Stored records |

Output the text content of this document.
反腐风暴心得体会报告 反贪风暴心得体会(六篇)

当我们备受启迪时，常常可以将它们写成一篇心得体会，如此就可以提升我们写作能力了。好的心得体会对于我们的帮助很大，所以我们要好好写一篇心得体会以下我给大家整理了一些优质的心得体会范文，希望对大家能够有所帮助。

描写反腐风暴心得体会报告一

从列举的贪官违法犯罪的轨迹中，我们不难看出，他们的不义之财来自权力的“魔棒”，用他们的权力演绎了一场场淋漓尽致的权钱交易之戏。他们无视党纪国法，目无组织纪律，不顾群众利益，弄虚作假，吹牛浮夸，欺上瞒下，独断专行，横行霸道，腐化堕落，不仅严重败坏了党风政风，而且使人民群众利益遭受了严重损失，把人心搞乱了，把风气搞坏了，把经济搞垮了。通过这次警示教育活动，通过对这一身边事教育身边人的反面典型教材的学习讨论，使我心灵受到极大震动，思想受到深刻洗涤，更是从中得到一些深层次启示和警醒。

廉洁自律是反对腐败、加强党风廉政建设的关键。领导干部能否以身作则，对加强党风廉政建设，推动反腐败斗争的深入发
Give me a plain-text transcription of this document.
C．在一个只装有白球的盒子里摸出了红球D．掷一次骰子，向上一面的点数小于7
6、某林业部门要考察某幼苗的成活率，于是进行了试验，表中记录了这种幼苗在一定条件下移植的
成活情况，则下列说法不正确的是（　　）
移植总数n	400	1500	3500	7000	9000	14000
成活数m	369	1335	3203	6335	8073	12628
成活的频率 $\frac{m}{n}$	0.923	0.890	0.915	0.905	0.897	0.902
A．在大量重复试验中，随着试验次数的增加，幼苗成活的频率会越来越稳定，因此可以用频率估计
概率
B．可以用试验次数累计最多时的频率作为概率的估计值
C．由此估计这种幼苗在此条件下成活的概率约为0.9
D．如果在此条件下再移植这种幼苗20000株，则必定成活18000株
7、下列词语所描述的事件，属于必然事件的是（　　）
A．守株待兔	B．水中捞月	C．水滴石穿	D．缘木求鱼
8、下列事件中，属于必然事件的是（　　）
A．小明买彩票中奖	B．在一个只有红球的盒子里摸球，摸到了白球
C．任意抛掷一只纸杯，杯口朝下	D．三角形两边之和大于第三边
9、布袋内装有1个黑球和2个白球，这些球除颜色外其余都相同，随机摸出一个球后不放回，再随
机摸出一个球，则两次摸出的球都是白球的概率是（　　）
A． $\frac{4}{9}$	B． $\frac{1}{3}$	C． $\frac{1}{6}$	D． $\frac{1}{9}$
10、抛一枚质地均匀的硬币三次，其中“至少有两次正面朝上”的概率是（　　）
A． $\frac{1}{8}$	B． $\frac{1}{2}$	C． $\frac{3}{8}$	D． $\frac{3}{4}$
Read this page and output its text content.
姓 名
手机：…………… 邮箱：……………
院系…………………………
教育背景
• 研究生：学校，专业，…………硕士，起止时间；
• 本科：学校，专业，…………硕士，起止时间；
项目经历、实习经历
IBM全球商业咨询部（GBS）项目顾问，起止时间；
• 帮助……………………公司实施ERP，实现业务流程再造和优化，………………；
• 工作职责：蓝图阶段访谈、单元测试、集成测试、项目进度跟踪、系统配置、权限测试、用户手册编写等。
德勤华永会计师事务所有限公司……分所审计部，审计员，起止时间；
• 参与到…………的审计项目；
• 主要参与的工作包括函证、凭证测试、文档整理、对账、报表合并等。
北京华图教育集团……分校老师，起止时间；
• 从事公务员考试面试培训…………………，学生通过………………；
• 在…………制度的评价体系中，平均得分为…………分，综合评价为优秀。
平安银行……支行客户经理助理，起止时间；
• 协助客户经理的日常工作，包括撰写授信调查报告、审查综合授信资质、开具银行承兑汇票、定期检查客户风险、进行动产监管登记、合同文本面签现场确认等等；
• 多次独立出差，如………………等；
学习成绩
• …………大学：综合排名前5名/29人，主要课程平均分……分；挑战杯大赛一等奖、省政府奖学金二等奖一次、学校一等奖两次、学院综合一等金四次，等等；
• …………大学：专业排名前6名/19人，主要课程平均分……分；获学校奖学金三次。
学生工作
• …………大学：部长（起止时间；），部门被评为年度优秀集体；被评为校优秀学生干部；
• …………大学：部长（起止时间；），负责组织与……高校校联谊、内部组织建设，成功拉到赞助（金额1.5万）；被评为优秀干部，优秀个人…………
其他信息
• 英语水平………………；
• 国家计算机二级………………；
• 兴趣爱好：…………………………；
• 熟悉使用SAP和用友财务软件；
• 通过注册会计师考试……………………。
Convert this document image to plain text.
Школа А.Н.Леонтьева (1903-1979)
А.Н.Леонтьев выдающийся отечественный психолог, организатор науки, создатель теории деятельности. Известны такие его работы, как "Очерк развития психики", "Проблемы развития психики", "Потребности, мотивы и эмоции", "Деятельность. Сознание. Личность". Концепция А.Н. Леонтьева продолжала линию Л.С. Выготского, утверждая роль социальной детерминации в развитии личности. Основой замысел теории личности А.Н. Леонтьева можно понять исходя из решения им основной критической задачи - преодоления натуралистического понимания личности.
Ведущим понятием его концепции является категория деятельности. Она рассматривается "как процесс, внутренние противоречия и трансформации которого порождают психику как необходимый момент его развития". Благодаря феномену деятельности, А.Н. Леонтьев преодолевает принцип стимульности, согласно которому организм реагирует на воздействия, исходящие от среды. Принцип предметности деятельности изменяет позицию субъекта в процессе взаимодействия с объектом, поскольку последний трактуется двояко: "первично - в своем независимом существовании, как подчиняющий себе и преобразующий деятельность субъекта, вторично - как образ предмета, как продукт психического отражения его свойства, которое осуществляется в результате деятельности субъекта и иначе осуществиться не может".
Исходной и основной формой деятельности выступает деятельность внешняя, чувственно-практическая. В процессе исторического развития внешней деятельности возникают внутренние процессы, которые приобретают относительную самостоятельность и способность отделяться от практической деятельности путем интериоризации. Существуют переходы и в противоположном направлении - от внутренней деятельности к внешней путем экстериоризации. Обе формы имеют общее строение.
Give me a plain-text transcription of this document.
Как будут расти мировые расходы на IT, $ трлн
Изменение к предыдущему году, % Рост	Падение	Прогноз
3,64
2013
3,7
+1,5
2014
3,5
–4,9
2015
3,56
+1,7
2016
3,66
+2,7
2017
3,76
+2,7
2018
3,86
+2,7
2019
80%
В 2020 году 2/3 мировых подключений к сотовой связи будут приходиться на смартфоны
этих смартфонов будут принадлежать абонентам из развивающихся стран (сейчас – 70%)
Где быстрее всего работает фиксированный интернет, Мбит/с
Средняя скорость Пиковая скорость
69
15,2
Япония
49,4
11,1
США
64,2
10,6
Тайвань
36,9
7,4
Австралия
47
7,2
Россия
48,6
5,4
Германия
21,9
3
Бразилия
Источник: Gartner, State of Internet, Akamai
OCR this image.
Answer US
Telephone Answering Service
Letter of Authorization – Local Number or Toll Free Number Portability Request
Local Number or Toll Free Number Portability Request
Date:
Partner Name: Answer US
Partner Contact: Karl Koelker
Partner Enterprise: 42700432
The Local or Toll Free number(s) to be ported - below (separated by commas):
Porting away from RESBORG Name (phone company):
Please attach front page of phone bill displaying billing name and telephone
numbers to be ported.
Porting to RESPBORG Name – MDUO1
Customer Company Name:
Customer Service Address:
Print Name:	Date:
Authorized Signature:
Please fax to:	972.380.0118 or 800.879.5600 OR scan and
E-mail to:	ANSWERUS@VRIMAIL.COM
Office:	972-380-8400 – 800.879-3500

Objective | Repeat exactly the lines from the line containing "OCR this image." through the last line of the records above, including both, and nothing else.

Exercise result |
OCR this image.
Answer US
Telephone Answering Service
Letter of Authorization – Local Number or Toll Free Number Portability Request
Local Number or Toll Free Number Portability Request
Date:
Partner Name: Answer US
Partner Contact: Karl Koelker
Partner Enterprise: 42700432
The Local or Toll Free number(s) to be ported - below (separated by commas):
Porting away from RESBORG Name (phone company):
Please attach front page of phone bill displaying billing name and telephone
numbers to be ported.
Porting to RESPBORG Name – MDUO1
Customer Company Name:
Customer Service Address:
Print Name:	Date:
Authorized Signature:
Please fax to:	972.380.0118 or 800.879.5600 OR scan and
E-mail to:	ANSWERUS@VRIMAIL.COM
Office:	972-380-8400 – 800.879-3500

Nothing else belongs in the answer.